The request
Print the whole listing exactly.

[Records from a data collection]
.....
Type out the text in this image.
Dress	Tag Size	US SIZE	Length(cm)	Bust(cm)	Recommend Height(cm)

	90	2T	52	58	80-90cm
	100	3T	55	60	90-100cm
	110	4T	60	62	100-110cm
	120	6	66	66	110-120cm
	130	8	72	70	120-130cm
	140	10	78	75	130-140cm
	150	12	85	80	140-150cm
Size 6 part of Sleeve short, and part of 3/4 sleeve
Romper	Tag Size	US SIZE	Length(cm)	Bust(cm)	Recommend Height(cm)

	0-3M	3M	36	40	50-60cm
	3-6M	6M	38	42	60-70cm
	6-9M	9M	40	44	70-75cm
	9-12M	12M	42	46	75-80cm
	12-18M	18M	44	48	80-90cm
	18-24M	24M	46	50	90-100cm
.....
Response to the task
Type out the text in this image.
Dress	Tag Size	US SIZE	Length(cm)	Bust(cm)	Recommend Height(cm)

	90	2T	52	58	80-90cm
	100	3T	55	60	90-100cm
	110	4T	60	62	100-110cm
	120	6	66	66	110-120cm
	130	8	72	70	120-130cm
	140	10	78	75	130-140cm
	150	12	85	80	140-150cm
Size 6 part of Sleeve short, and part of 3/4 sleeve
Romper	Tag Size	US SIZE	Length(cm)	Bust(cm)	Recommend Height(cm)

	0-3M	3M	36	40	50-60cm
	3-6M	6M	38	42	60-70cm
	6-9M	9M	40	44	70-75cm
	9-12M	12M	42	46	75-80cm
	12-18M	18M	44	48	80-90cm
	18-24M	24M	46	50	90-100cm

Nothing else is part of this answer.